▶ [Task to carry out]: Output the records exactly as they appear, with no pictures included.

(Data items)
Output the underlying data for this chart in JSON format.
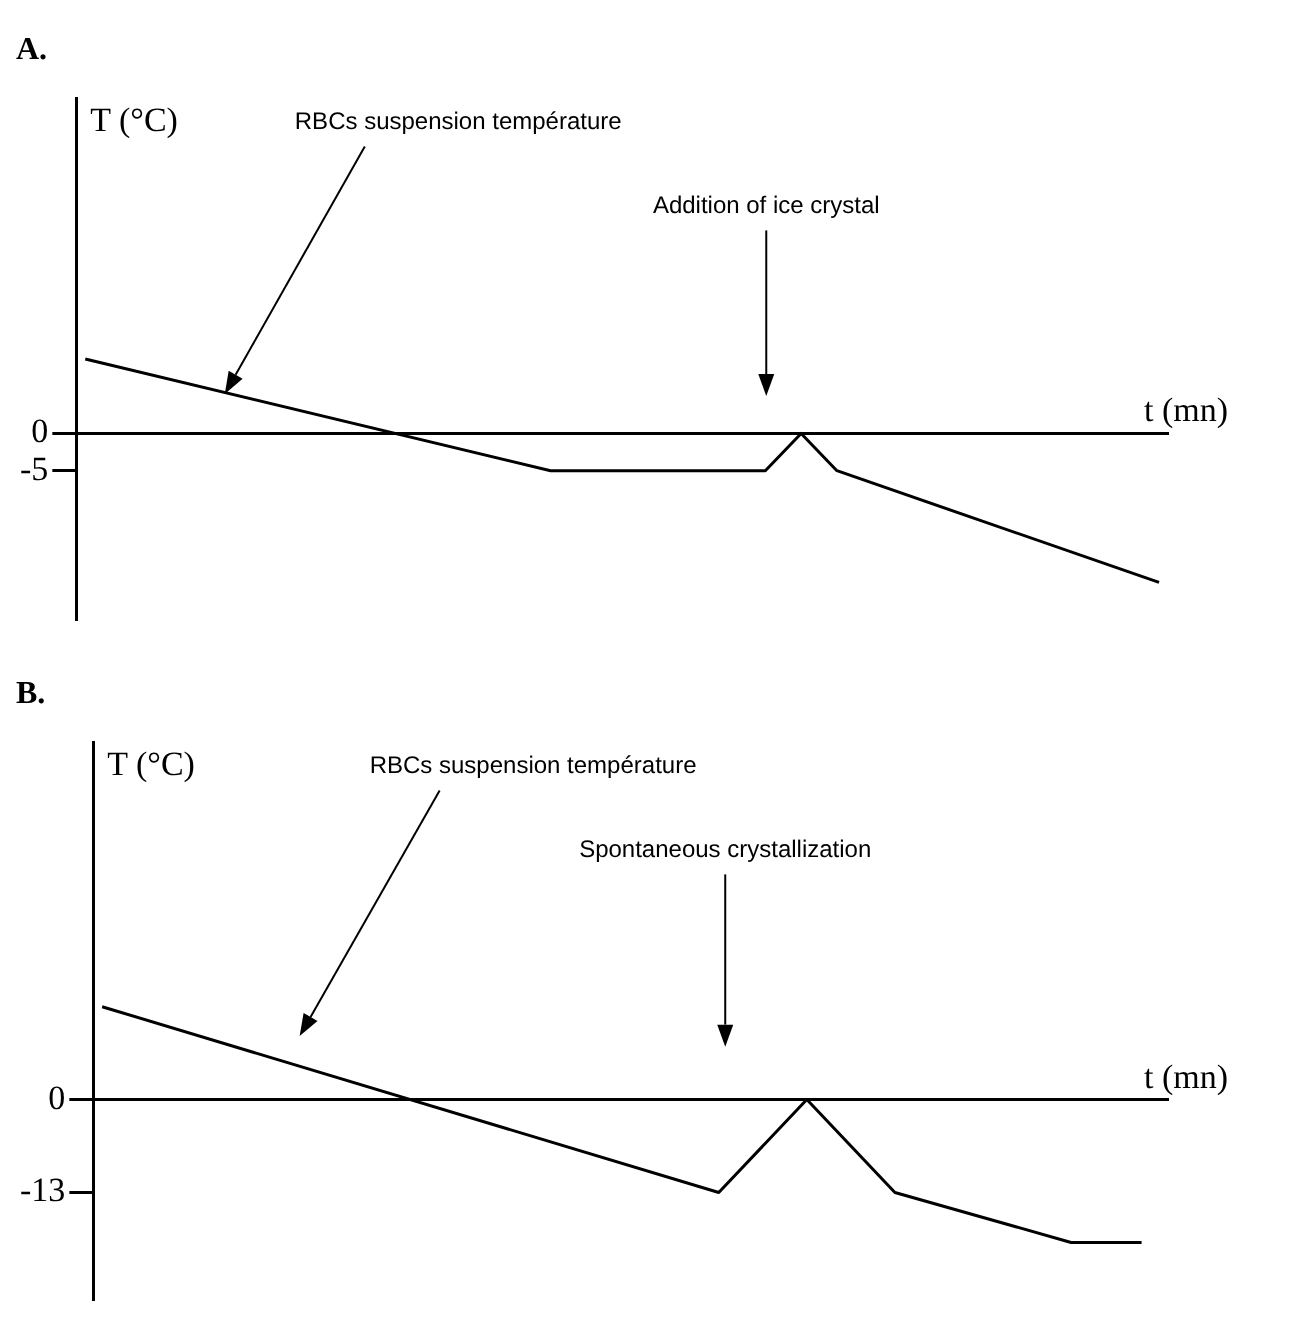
{
  "chart_data": [
    {
      "type": "line",
      "title": "A.",
      "xlabel": "t (mn)",
      "ylabel": "T (°C)",
      "categories": [
        null,
        null,
        null,
        null,
        null,
        null,
        null,
        null,
        null,
        null,
        null,
        null,
        null,
        null,
        null,
        null,
        null,
        null,
        null,
        null,
        null,
        null,
        null,
        null,
        null,
        null,
        null,
        null,
        null,
        null,
        null,
        null,
        null,
        null,
        null,
        null,
        null,
        null,
        null,
        null,
        null,
        null,
        null,
        null,
        null,
        null,
        null,
        null,
        null,
        null,
        null,
        null,
        null,
        null,
        null,
        null,
        null,
        null,
        null,
        null,
        null
      ],
      "series": [
        {
          "color": "#000000",
          "values": [
            10,
            null,
            null,
            null,
            null,
            null,
            null,
            null,
            null,
            null,
            null,
            null,
            null,
            null,
            null,
            null,
            null,
            null,
            null,
            null,
            null,
            null,
            null,
            null,
            null,
            null,
            -5,
            null,
            null,
            null,
            null,
            null,
            null,
            null,
            null,
            null,
            null,
            null,
            -5,
            null,
            0,
            null,
            -5,
            null,
            null,
            null,
            null,
            null,
            null,
            null,
            null,
            null,
            null,
            null,
            null,
            null,
            null,
            null,
            null,
            null,
            -20
          ]
        }
      ],
      "ylim": [
        -25,
        45
      ],
      "yticks": [
        0,
        -5
      ],
      "tick_labels": "y",
      "legend": false,
      "marker": "none",
      "line_style": "solid",
      "annotations": [
        "RBCs suspension température",
        "Addition of ice crystal"
      ]
    },
    {
      "type": "line",
      "title": "B.",
      "xlabel": "t (mn)",
      "ylabel": "T (°C)",
      "categories": [
        null,
        null,
        null,
        null,
        null,
        null,
        null,
        null,
        null,
        null,
        null,
        null,
        null,
        null,
        null,
        null,
        null,
        null,
        null,
        null,
        null,
        null,
        null,
        null,
        null,
        null,
        null,
        null,
        null,
        null,
        null,
        null,
        null,
        null,
        null,
        null,
        null,
        null,
        null,
        null,
        null,
        null,
        null,
        null,
        null,
        null,
        null,
        null,
        null,
        null,
        null,
        null,
        null,
        null,
        null,
        null,
        null,
        null,
        null,
        null,
        null
      ],
      "series": [
        {
          "color": "#000000",
          "values": [
            13,
            null,
            null,
            null,
            null,
            null,
            null,
            null,
            null,
            null,
            null,
            null,
            null,
            null,
            null,
            null,
            null,
            null,
            null,
            null,
            null,
            null,
            null,
            null,
            null,
            null,
            null,
            null,
            null,
            null,
            null,
            null,
            null,
            null,
            null,
            -13,
            null,
            null,
            null,
            null,
            0,
            null,
            null,
            null,
            null,
            -13,
            null,
            null,
            null,
            null,
            null,
            null,
            null,
            null,
            null,
            -20,
            null,
            null,
            null,
            -20,
            null
          ]
        }
      ],
      "ylim": [
        -28,
        50
      ],
      "yticks": [
        0,
        -13
      ],
      "tick_labels": "y",
      "legend": false,
      "marker": "none",
      "line_style": "solid",
      "annotations": [
        "RBCs suspension température",
        "Spontaneous crystallization"
      ]
    }
  ]
}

▶ [Output of the exercise]:
Output the underlying data for this chart in JSON format.
{
  "chart_data": [
    {
      "type": "line",
      "title": "A.",
      "xlabel": "t (mn)",
      "ylabel": "T (°C)",
      "categories": [
        null,
        null,
        null,
        null,
        null,
        null,
        null,
        null,
        null,
        null,
        null,
        null,
        null,
        null,
        null,
        null,
        null,
        null,
        null,
        null,
        null,
        null,
        null,
        null,
        null,
        null,
        null,
        null,
        null,
        null,
        null,
        null,
        null,
        null,
        null,
        null,
        null,
        null,
        null,
        null,
        null,
        null,
        null,
        null,
        null,
        null,
        null,
        null,
        null,
        null,
        null,
        null,
        null,
        null,
        null,
        null,
        null,
        null,
        null,
        null,
        null
      ],
      "series": [
        {
          "color": "#000000",
          "values": [
            10,
            null,
            null,
            null,
            null,
            null,
            null,
            null,
            null,
            null,
            null,
            null,
            null,
            null,
            null,
            null,
            null,
            null,
            null,
            null,
            null,
            null,
            null,
            null,
            null,
            null,
            -5,
            null,
            null,
            null,
            null,
            null,
            null,
            null,
            null,
            null,
            null,
            null,
            -5,
            null,
            0,
            null,
            -5,
            null,
            null,
            null,
            null,
            null,
            null,
            null,
            null,
            null,
            null,
            null,
            null,
            null,
            null,
            null,
            null,
            null,
            -20
          ]
        }
      ],
      "ylim": [
        -25,
        45
      ],
      "yticks": [
        0,
        -5
      ],
      "tick_labels": "y",
      "legend": false,
      "marker": "none",
      "line_style": "solid",
      "annotations": [
        "RBCs suspension température",
        "Addition of ice crystal"
      ]
    },
    {
      "type": "line",
      "title": "B.",
      "xlabel": "t (mn)",
      "ylabel": "T (°C)",
      "categories": [
        null,
        null,
        null,
        null,
        null,
        null,
        null,
        null,
        null,
        null,
        null,
        null,
        null,
        null,
        null,
        null,
        null,
        null,
        null,
        null,
        null,
        null,
        null,
        null,
        null,
        null,
        null,
        null,
        null,
        null,
        null,
        null,
        null,
        null,
        null,
        null,
        null,
        null,
        null,
        null,
        null,
        null,
        null,
        null,
        null,
        null,
        null,
        null,
        null,
        null,
        null,
        null,
        null,
        null,
        null,
        null,
        null,
        null,
        null,
        null,
        null
      ],
      "series": [
        {
          "color": "#000000",
          "values": [
            13,
            null,
            null,
            null,
            null,
            null,
            null,
            null,
            null,
            null,
            null,
            null,
            null,
            null,
            null,
            null,
            null,
            null,
            null,
            null,
            null,
            null,
            null,
            null,
            null,
            null,
            null,
            null,
            null,
            null,
            null,
            null,
            null,
            null,
            null,
            -13,
            null,
            null,
            null,
            null,
            0,
            null,
            null,
            null,
            null,
            -13,
            null,
            null,
            null,
            null,
            null,
            null,
            null,
            null,
            null,
            -20,
            null,
            null,
            null,
            -20,
            null
          ]
        }
      ],
      "ylim": [
        -28,
        50
      ],
      "yticks": [
        0,
        -13
      ],
      "tick_labels": "y",
      "legend": false,
      "marker": "none",
      "line_style": "solid",
      "annotations": [
        "RBCs suspension température",
        "Spontaneous crystallization"
      ]
    }
  ]
}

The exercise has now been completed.